## Given request
Of all the lines in the records, how many hold the word "JSON"? Answer with the number only.

----------

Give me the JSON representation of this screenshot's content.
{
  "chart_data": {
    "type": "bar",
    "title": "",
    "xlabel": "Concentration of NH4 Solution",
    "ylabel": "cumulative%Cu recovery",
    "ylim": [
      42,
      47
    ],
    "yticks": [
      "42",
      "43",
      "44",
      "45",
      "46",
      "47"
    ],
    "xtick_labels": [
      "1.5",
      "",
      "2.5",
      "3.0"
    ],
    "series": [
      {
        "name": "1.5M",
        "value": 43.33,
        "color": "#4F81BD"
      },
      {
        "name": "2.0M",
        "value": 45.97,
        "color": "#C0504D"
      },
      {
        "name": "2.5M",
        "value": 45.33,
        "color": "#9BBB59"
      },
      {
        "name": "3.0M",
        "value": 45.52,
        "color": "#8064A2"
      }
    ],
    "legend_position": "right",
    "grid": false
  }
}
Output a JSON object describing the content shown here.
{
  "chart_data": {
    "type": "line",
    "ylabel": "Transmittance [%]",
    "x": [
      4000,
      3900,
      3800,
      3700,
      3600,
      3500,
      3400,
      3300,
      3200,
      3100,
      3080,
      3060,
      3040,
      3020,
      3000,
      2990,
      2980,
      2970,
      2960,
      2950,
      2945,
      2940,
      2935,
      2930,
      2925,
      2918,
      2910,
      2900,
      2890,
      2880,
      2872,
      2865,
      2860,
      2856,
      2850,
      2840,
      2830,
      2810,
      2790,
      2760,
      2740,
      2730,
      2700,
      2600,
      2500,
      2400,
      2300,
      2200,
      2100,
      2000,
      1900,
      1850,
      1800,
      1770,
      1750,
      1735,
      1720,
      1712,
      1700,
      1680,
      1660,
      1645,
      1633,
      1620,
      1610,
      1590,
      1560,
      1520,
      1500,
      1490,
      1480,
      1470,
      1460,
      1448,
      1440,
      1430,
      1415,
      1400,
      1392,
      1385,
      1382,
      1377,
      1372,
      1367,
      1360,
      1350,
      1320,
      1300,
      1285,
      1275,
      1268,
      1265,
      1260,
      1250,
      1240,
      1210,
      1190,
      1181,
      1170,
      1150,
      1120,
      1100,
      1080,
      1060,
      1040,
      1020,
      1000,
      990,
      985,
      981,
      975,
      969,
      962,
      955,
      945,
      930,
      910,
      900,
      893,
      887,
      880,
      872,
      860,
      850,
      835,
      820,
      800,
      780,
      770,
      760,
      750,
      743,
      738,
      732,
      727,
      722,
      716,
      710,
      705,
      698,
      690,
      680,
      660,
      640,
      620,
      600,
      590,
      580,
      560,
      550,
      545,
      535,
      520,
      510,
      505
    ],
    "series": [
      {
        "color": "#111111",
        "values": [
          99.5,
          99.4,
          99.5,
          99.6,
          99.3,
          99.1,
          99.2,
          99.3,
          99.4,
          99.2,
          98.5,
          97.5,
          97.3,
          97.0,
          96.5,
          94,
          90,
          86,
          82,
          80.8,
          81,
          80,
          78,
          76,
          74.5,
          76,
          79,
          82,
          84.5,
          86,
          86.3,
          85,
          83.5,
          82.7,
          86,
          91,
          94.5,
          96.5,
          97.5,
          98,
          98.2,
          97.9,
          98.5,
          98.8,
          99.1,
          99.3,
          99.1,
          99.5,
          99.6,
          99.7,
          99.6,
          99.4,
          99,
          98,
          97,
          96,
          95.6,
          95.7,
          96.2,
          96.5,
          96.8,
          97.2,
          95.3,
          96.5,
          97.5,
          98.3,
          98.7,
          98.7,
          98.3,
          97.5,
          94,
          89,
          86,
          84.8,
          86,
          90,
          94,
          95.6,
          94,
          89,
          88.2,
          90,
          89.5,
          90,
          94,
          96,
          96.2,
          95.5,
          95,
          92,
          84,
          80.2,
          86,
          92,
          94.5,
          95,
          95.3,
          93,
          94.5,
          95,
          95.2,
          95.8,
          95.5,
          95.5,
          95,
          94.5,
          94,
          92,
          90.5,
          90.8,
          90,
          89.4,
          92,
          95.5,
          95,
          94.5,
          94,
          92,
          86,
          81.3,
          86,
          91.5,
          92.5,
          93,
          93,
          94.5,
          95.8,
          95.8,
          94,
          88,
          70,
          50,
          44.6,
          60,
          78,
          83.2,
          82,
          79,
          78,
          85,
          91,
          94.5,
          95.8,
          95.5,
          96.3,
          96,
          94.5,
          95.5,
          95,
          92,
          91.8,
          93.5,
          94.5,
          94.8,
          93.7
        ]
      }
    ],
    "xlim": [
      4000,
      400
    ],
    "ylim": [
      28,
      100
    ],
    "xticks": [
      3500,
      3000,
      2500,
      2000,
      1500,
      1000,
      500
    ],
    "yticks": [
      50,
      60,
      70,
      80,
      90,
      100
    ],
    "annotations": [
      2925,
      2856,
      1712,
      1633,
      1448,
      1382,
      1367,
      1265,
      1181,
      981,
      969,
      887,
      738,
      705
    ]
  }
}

----------

## Result of the exercise
2